SHORT TASK:
Transcribe only the stretch of lines that opens with the line containing "Read the values" and closes with the last line of the listing, skipping pictures.

RECORDS SHOWN:
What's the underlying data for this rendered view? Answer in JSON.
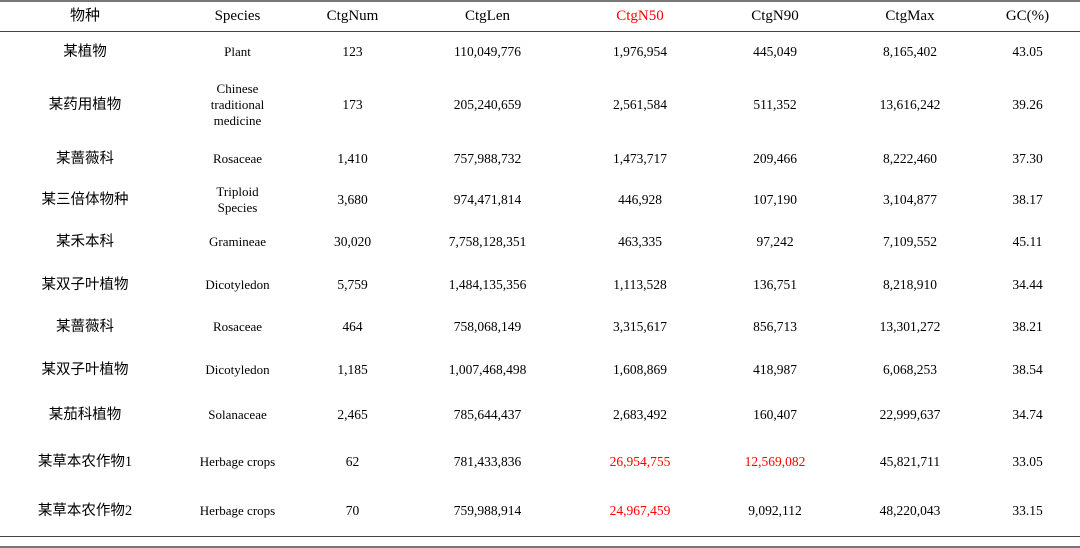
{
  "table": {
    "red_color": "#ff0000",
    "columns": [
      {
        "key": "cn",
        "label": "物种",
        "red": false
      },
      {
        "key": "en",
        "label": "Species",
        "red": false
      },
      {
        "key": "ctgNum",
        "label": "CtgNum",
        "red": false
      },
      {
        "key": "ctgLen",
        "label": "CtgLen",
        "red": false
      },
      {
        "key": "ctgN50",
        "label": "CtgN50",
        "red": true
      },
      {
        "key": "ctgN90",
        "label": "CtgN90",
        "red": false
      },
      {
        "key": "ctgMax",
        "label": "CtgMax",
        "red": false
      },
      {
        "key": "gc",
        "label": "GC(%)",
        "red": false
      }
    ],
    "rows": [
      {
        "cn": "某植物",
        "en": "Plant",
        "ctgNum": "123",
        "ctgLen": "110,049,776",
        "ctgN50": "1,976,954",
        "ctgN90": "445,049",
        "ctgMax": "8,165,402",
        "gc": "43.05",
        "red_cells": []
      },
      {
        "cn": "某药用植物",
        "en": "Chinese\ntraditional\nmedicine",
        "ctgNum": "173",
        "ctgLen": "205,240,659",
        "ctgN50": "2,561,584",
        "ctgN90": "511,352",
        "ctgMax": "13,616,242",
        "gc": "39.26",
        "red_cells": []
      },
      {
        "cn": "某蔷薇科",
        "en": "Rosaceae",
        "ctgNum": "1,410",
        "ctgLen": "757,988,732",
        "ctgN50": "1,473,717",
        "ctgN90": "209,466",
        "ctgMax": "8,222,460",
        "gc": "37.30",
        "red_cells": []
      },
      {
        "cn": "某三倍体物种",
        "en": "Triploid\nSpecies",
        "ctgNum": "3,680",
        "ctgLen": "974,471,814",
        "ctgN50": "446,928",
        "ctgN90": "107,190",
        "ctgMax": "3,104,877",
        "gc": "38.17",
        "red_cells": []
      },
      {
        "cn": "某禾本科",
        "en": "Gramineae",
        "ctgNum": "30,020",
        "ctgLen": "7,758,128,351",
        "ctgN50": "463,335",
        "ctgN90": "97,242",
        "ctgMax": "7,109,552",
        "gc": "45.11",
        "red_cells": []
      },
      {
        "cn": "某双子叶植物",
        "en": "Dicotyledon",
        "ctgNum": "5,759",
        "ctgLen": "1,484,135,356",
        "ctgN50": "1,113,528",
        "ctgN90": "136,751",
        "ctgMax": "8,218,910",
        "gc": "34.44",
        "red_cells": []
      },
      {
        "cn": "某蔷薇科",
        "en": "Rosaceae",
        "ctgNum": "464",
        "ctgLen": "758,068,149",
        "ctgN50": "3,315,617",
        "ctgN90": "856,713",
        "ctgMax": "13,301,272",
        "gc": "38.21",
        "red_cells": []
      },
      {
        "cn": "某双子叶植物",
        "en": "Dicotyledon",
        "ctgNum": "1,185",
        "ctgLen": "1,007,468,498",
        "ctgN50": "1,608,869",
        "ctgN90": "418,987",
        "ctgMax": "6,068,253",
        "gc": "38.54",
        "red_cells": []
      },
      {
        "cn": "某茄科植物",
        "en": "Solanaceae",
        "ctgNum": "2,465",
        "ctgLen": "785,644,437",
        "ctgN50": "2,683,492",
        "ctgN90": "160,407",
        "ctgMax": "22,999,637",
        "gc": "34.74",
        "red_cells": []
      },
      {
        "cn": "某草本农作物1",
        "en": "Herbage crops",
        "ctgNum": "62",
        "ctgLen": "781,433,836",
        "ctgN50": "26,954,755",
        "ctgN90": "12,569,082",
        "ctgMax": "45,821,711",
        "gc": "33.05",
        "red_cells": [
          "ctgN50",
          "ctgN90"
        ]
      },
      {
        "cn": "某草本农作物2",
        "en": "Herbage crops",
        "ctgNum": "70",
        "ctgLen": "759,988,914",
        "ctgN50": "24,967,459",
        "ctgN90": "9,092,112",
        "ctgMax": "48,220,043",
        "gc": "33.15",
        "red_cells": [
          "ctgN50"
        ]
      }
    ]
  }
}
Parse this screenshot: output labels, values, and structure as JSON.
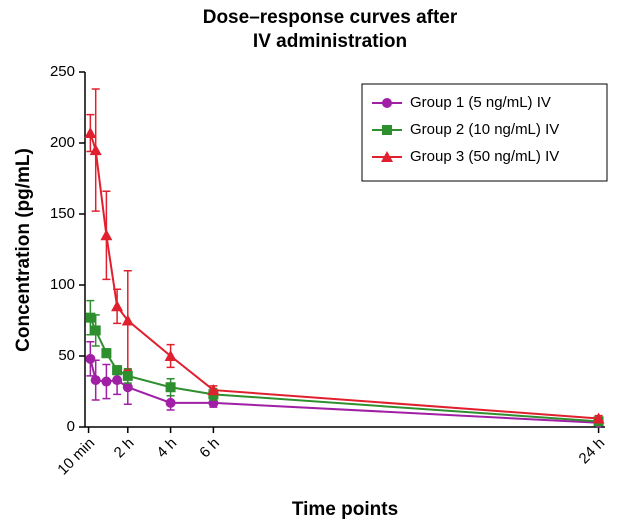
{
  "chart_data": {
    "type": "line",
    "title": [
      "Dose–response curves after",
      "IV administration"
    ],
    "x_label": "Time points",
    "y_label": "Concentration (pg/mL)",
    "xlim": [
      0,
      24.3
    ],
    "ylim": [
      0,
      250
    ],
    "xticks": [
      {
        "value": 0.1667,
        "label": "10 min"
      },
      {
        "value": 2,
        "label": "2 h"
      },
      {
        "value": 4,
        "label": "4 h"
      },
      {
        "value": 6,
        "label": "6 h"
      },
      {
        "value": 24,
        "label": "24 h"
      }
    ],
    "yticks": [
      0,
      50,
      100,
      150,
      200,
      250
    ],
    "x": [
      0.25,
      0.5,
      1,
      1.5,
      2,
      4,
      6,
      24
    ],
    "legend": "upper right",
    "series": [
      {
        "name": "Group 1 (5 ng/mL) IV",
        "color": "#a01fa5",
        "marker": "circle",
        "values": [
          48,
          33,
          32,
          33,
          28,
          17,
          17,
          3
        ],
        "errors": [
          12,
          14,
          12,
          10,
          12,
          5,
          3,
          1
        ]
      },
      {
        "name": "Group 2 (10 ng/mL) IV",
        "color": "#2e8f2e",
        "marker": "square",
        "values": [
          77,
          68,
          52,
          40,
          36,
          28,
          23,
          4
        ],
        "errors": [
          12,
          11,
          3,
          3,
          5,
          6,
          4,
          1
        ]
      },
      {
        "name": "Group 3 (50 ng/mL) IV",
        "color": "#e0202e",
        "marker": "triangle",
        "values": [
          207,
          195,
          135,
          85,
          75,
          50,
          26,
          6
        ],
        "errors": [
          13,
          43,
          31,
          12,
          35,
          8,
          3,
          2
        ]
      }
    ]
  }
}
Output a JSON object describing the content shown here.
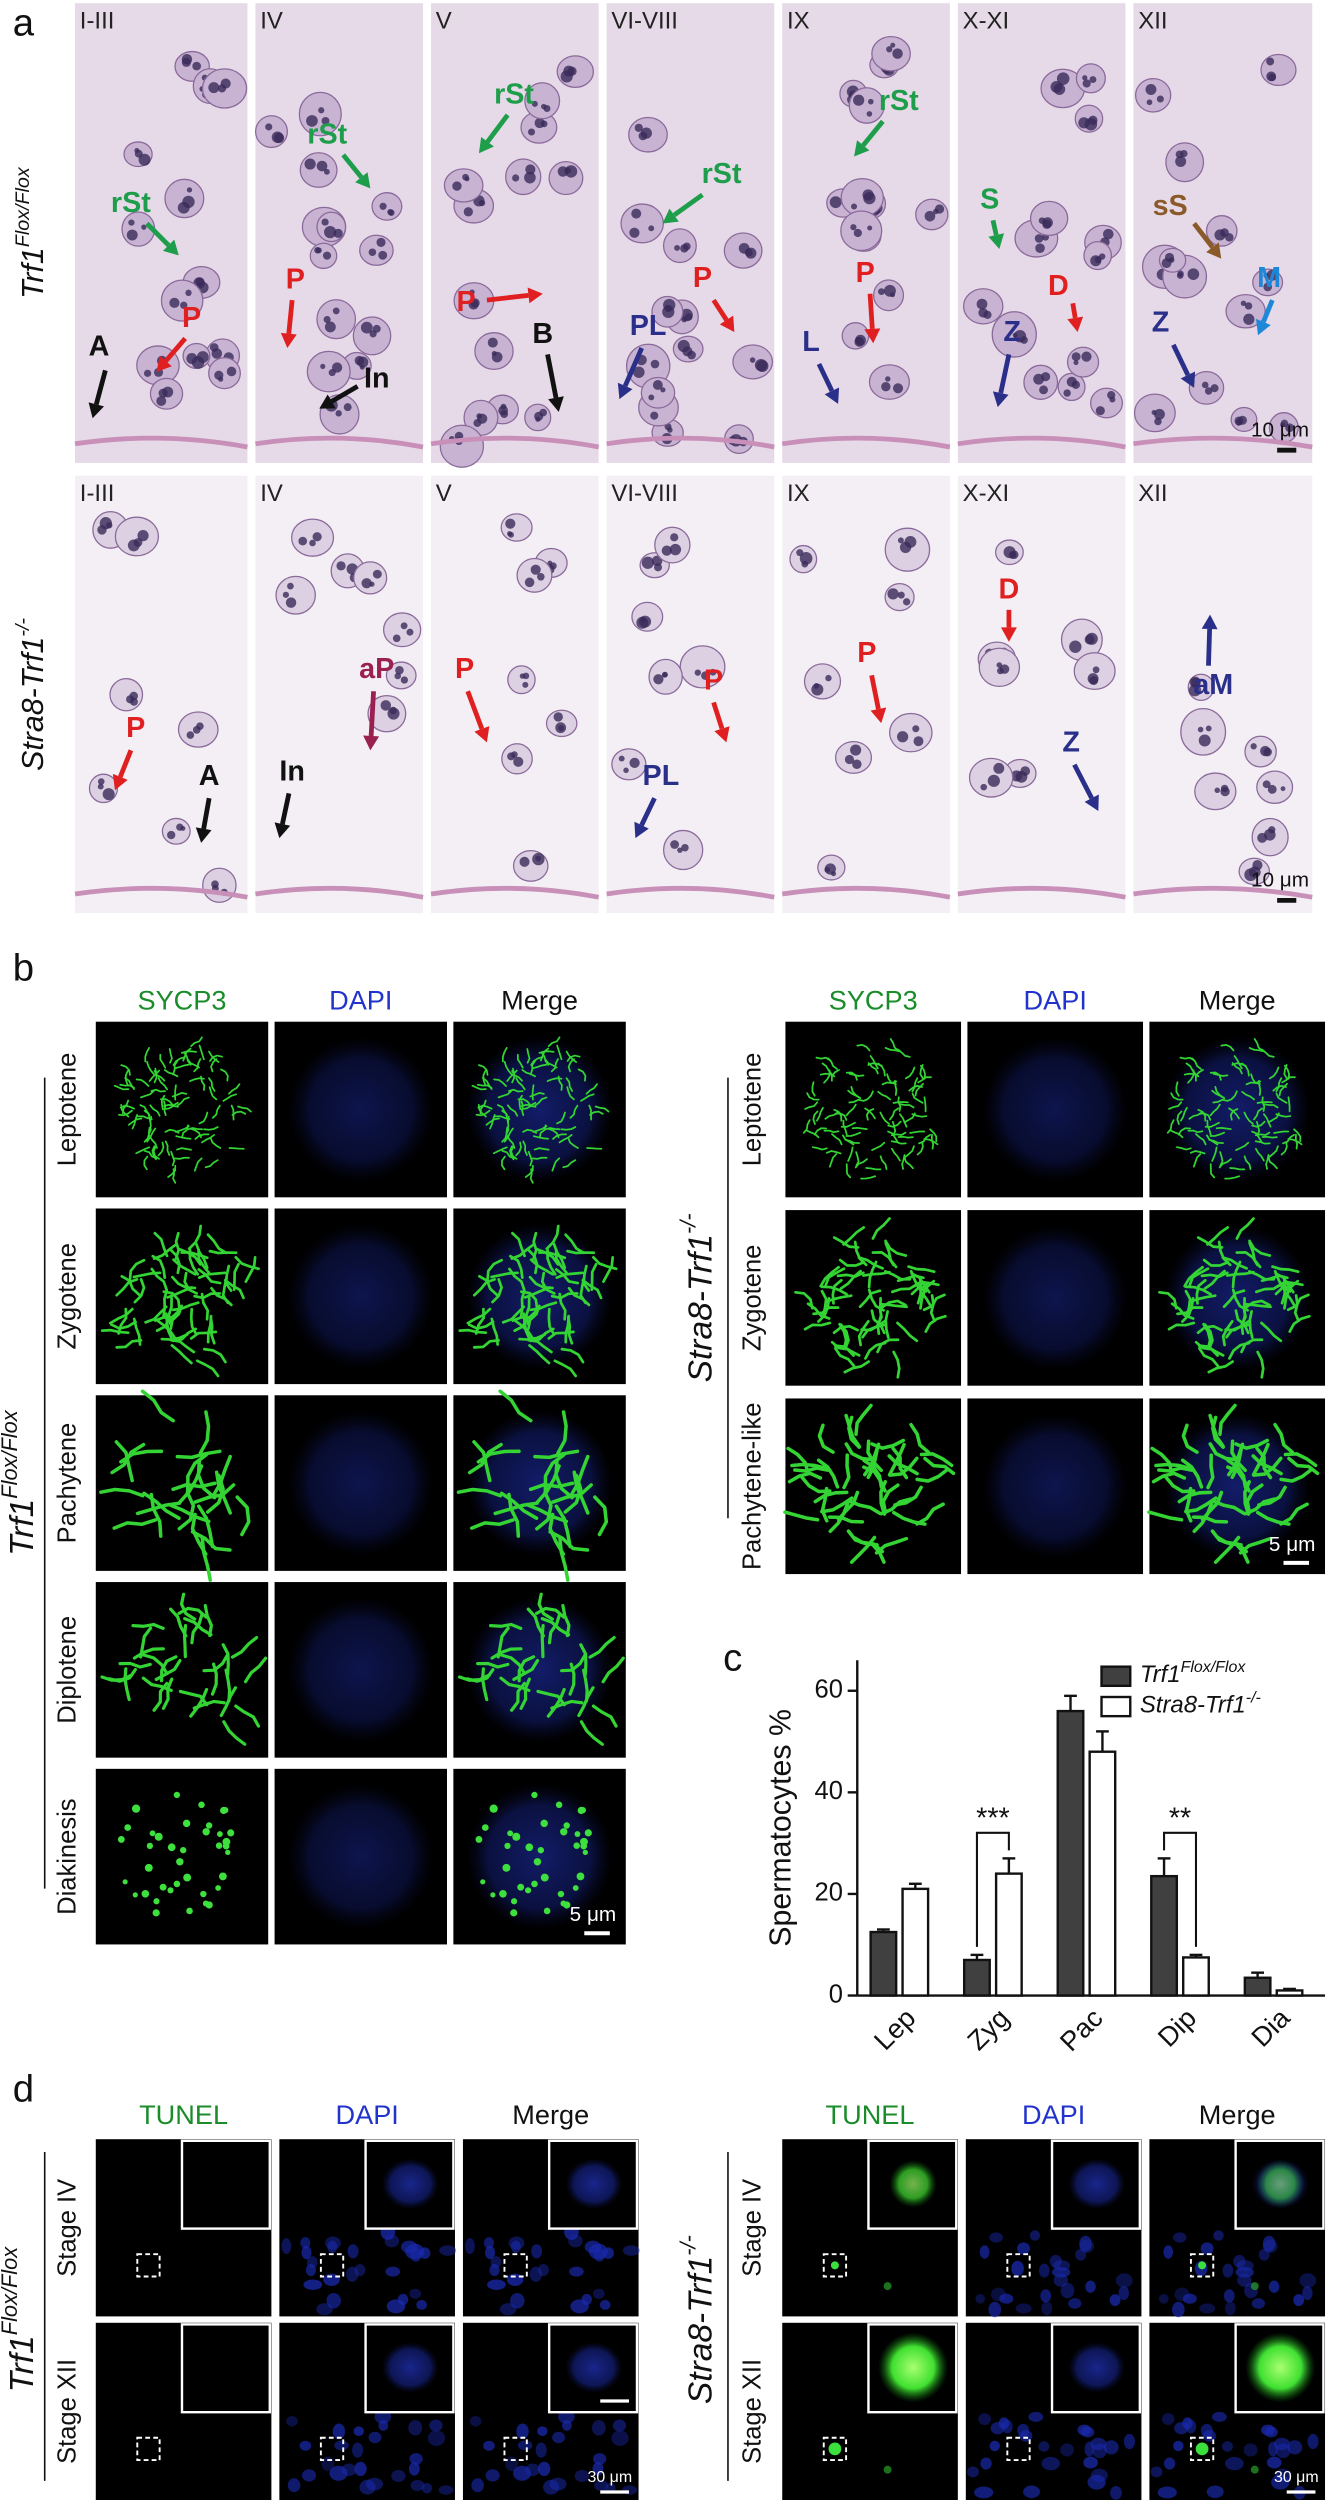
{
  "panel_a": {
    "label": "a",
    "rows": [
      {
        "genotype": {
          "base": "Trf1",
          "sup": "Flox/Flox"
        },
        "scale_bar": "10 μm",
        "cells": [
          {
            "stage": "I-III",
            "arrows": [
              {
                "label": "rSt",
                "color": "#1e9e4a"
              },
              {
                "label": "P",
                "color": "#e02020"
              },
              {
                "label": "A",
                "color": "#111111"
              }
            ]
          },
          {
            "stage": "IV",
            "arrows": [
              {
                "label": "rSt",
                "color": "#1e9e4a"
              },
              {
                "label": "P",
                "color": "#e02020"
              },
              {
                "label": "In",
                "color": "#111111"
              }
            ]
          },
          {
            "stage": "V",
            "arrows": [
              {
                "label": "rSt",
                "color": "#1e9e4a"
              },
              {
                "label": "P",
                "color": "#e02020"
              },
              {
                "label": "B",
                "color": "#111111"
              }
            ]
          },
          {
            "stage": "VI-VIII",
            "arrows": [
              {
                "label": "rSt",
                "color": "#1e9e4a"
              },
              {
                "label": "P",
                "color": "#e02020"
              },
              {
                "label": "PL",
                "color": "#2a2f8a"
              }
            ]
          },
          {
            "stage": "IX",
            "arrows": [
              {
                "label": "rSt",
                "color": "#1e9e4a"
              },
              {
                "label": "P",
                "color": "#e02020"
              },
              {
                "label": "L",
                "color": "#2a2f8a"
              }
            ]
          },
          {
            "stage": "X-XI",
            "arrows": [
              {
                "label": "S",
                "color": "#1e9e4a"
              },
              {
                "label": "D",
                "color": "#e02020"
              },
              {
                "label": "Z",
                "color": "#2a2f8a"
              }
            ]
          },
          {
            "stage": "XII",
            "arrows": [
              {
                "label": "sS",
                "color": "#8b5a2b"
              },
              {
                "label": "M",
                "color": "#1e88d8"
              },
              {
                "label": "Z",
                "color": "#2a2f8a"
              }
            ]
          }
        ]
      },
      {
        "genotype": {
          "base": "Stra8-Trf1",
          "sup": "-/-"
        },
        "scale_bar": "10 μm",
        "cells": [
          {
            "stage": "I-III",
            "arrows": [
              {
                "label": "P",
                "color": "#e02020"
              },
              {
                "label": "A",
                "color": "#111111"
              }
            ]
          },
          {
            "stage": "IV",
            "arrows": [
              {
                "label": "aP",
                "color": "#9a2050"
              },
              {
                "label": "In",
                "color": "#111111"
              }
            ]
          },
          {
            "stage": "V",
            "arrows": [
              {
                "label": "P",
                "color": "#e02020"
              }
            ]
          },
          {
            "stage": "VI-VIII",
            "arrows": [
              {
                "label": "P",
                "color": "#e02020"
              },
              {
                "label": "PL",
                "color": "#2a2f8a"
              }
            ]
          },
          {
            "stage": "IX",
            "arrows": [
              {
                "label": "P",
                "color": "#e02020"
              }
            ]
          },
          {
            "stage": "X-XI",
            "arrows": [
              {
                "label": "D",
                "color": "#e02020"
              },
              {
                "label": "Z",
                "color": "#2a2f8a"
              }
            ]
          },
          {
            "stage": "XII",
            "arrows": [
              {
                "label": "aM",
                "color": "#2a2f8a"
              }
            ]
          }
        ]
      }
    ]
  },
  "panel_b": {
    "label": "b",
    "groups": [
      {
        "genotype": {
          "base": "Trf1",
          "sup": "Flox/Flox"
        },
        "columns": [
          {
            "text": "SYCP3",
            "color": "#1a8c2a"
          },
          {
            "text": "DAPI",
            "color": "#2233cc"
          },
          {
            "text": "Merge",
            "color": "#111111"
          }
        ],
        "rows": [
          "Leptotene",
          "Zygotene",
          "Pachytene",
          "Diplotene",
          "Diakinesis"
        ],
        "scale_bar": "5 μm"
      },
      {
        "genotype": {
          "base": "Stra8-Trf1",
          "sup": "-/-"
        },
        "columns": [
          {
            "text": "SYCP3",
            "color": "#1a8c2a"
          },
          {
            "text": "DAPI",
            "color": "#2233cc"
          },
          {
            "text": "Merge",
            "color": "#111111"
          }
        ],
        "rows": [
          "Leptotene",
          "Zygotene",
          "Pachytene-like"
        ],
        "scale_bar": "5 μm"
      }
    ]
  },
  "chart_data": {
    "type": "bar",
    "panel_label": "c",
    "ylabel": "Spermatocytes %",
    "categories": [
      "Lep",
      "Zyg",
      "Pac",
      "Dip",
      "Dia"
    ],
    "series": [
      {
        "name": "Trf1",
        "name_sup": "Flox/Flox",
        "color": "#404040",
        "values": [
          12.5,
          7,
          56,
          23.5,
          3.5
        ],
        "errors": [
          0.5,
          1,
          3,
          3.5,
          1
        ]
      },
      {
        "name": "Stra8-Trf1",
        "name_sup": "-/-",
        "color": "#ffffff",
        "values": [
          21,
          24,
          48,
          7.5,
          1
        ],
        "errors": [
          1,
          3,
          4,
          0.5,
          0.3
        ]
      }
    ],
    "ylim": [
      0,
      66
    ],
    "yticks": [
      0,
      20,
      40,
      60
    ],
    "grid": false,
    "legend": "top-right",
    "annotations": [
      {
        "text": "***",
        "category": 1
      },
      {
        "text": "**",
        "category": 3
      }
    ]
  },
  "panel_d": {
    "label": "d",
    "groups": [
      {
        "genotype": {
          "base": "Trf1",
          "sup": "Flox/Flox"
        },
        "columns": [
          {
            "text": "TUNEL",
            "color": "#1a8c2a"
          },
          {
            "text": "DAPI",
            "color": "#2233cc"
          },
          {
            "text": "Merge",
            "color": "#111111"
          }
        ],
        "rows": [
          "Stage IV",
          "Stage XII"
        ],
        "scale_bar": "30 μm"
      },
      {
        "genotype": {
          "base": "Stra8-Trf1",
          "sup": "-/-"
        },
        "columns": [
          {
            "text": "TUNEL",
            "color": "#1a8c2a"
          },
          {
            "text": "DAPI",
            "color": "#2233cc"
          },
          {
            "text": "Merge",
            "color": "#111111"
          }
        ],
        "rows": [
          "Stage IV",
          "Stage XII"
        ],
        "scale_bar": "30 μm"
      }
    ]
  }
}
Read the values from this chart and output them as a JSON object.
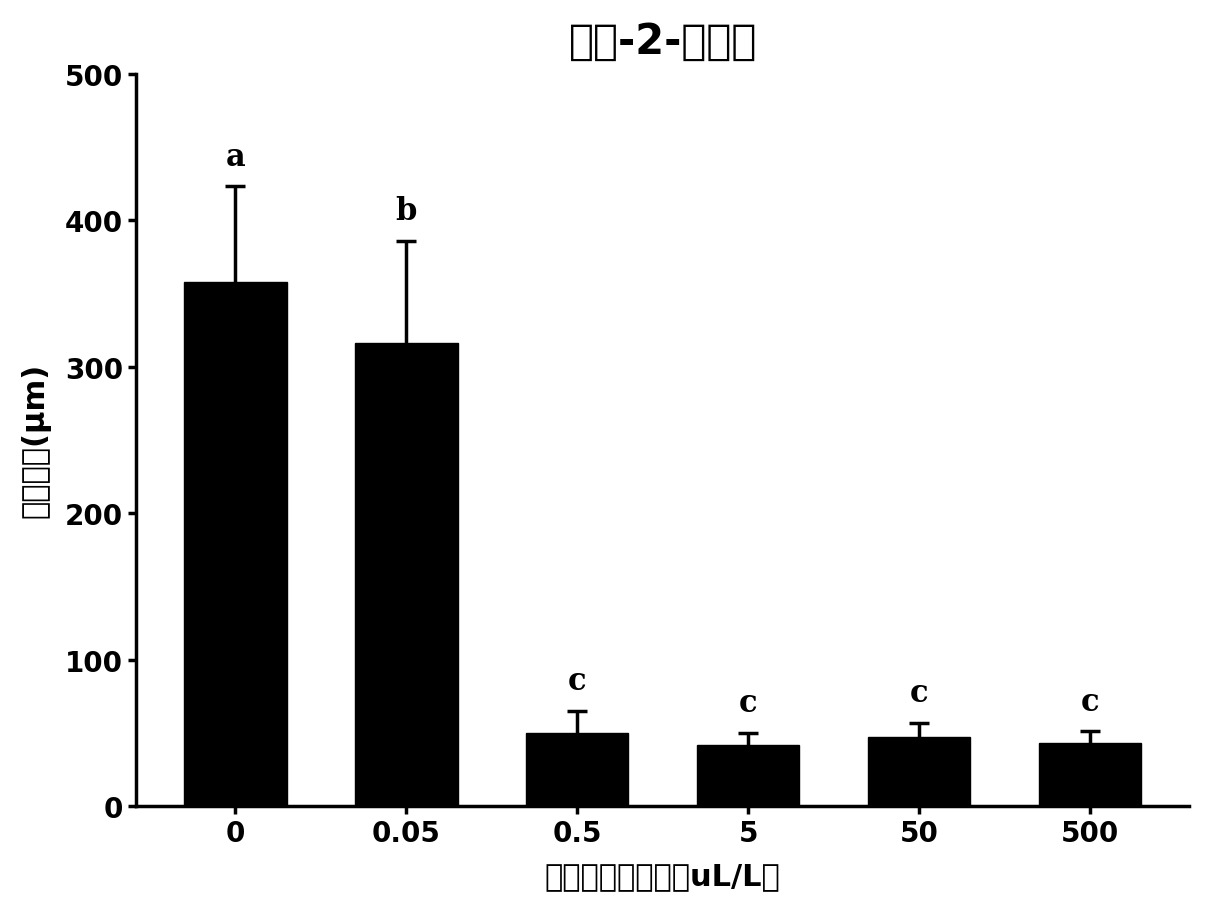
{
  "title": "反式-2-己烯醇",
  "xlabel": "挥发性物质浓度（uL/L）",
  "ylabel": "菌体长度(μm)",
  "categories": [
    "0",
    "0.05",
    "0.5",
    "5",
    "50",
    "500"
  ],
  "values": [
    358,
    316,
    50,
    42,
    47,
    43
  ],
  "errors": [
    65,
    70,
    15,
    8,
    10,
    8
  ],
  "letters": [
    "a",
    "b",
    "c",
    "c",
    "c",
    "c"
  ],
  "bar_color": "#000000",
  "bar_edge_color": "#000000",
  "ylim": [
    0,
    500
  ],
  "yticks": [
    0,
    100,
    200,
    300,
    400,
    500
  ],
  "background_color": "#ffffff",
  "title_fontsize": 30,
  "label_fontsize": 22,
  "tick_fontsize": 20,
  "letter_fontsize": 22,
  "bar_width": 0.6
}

COMPLETE OUTPUT:
Read the values from this chart and output them as a JSON object.
{
  "title": "反式-2-己烯醇",
  "xlabel": "挥发性物质浓度（uL/L）",
  "ylabel": "菌体长度(μm)",
  "categories": [
    "0",
    "0.05",
    "0.5",
    "5",
    "50",
    "500"
  ],
  "values": [
    358,
    316,
    50,
    42,
    47,
    43
  ],
  "errors": [
    65,
    70,
    15,
    8,
    10,
    8
  ],
  "letters": [
    "a",
    "b",
    "c",
    "c",
    "c",
    "c"
  ],
  "bar_color": "#000000",
  "bar_edge_color": "#000000",
  "ylim": [
    0,
    500
  ],
  "yticks": [
    0,
    100,
    200,
    300,
    400,
    500
  ],
  "background_color": "#ffffff",
  "title_fontsize": 30,
  "label_fontsize": 22,
  "tick_fontsize": 20,
  "letter_fontsize": 22,
  "bar_width": 0.6
}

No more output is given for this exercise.